* **QUOTED PASSAGE**
Wednesday, March 14, 2018

178 (2017-2018): Review: EDUCATION (seen March 11, 2018)


“Dragon Slayers”




Brian Dykstra’s Education, briskly directed by Margarett Perry, pushes a lot of hot buttons but the play itself very rarely ignites. And this has nothing to do with the Fire Department’s delay in approving the production’s use of an open flame to burn an American flag, a moment replaced by a rather effective video projection.

 
Wesley T. Jones, Bruce Faulk. Photo: Carol Rosegg.
This five-character, hour-and-50-minutes play (with one intermission) is set in a small town in Ohio’s Christian heartland where Mick (Wesley T Jones), a biracial (although you’d never know it), high school senior, is in trouble for intending to burn an American flag (one of those tiny paper ones on a wooden stick that cost less than a dollar) as his entry in a school art festival. 

Brought before the smugly self-satisfied principal, the biracial Mr. Kirks (Bruce Faulk), Mick must defend his project and, consequently the right of an artist to free expression. Kirks, however, feels it his duty to avoid offending the community, despite his own liberal inclinations, and uses the excuse of Mick’s having brought lighter fluid onto the school property as his legal reason for threatening the boy with suspension.
Matthew Boston, Wesley T. Jones. Photo: Carol Rosegg.

* **LISTED RECORDS**
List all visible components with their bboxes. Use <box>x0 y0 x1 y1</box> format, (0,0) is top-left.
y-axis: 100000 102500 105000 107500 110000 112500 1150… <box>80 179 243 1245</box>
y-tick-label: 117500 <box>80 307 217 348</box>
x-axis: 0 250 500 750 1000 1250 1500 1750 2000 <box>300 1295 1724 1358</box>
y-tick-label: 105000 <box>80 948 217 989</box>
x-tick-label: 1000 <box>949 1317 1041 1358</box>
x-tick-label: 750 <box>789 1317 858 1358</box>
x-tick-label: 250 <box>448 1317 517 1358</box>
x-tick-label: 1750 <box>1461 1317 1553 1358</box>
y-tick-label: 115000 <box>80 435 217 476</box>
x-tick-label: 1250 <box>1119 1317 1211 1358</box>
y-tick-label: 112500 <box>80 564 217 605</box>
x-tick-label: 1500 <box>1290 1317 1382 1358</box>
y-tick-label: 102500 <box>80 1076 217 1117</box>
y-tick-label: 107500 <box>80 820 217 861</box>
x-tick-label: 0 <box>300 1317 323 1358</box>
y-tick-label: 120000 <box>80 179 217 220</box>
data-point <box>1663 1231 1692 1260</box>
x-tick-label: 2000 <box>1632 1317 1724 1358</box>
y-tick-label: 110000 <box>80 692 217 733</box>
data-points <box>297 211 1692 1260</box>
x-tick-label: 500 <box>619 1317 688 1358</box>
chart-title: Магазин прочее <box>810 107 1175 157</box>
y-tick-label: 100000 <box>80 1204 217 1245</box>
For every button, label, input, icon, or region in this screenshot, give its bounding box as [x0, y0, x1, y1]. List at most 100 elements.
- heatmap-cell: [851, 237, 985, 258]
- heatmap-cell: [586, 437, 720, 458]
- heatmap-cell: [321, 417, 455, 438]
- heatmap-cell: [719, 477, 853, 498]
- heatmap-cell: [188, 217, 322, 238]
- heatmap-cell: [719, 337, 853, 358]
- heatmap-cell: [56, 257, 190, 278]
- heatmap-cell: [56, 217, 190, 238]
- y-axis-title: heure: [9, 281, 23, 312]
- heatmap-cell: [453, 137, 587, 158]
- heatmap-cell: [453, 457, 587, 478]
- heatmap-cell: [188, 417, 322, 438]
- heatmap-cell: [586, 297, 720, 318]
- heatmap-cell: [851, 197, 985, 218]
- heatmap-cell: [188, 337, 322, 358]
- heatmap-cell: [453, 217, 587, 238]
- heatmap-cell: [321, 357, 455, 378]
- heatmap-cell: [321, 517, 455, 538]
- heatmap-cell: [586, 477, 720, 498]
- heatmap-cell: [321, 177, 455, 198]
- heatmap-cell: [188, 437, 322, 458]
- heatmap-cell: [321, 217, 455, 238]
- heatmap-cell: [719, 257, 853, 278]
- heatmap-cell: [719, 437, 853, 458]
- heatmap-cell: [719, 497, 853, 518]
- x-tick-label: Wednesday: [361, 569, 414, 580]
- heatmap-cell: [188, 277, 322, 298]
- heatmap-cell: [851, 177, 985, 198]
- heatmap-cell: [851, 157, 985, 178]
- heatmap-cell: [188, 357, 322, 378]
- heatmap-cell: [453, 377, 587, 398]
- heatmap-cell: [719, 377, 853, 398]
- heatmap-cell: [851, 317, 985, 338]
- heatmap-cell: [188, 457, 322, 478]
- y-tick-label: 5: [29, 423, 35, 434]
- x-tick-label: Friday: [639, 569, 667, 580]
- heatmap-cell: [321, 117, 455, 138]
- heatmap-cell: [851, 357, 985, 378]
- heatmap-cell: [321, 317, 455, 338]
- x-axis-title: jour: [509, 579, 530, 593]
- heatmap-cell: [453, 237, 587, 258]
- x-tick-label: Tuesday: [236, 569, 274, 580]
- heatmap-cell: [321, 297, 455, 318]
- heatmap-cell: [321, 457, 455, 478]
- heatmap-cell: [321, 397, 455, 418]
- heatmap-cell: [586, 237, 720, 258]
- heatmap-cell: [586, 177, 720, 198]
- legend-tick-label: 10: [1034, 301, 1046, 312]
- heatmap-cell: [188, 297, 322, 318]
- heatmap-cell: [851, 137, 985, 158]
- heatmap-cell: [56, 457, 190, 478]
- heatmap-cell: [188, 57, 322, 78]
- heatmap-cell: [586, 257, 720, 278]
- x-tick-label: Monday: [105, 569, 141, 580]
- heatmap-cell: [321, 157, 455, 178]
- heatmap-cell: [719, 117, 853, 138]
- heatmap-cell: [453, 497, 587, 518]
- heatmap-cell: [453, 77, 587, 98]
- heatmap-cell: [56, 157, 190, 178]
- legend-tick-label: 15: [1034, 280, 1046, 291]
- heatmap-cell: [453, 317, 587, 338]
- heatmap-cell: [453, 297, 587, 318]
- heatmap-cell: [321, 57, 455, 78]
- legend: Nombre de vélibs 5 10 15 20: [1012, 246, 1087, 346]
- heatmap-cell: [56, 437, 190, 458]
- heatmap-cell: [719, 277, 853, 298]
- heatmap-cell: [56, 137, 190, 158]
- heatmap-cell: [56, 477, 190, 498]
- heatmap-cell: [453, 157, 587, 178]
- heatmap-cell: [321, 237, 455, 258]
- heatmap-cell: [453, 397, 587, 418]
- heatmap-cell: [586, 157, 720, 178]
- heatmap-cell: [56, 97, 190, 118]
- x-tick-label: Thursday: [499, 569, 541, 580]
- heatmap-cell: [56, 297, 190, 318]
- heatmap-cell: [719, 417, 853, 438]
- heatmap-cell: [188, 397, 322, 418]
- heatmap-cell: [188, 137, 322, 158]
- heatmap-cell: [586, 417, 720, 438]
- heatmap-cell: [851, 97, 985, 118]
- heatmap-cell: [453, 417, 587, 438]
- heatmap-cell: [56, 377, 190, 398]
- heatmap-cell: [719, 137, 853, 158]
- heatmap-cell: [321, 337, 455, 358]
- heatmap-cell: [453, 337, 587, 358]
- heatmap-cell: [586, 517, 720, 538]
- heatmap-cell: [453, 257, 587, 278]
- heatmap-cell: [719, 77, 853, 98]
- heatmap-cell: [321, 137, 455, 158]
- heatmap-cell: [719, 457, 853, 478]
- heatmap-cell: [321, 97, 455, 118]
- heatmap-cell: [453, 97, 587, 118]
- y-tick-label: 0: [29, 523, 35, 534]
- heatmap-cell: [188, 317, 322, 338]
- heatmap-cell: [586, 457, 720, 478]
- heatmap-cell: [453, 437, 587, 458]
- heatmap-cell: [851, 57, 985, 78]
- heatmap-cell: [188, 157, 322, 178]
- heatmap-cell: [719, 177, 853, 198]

* **BRIEF 1**
Quote word for word the part of the review of Education that opens with the words containing "178 (2017-2018): Review: EDUCATION" and closes with "school art festival.".
* **BRIEF 2**
In the review of Education, what took the place of burning an American flag with an open flame?
* **BRIEF 3**
Decide whether each statement agrees with the review of Education, answering yes or no and quoting the deciding words from the review: (a) The play runs an hour and 50 minutes with one intermission. (b) The play is set in a large city in Ohio. (c) Mr. Kirks uses the lighter fluid Mick brought onto school property as his legal reason for threatening suspension.
Answer from the review of Education alone, not from the rows.

* **WORKED SOLUTION 1**
178 (2017-2018): Review: EDUCATION (seen March 11, 2018)


“Dragon Slayers”




Brian Dykstra’s Education, briskly directed by Margarett Perry, pushes a lot of hot buttons but the play itself very rarely ignites. And this has nothing to do with the Fire Department’s delay in approving the production’s use of an open flame to burn an American flag, a moment replaced by a rather effective video projection.

 
Wesley T. Jones, Bruce Faulk. Photo: Carol Rosegg.
This five-character, hour-and-50-minutes play (with one intermission) is set in a small town in Ohio’s Christian heartland where Mick (Wesley T Jones), a biracial (although you’d never know it), high school senior, is in trouble for intending to burn an American flag (one of those tiny paper ones on a wooden stick that cost less than a dollar) as his entry in a school art festival.

* **WORKED SOLUTION 2**
A rather effective video projection.

* **WORKED SOLUTION 3**
(a) Yes: "hour-and-50-minutes play (with one intermission)"
(b) No: "set in a small town in Ohio’s Christian heartland"
(c) Yes: "uses the excuse of Mick’s having brought lighter fluid onto the school property as his legal reason for threatening the boy with suspension"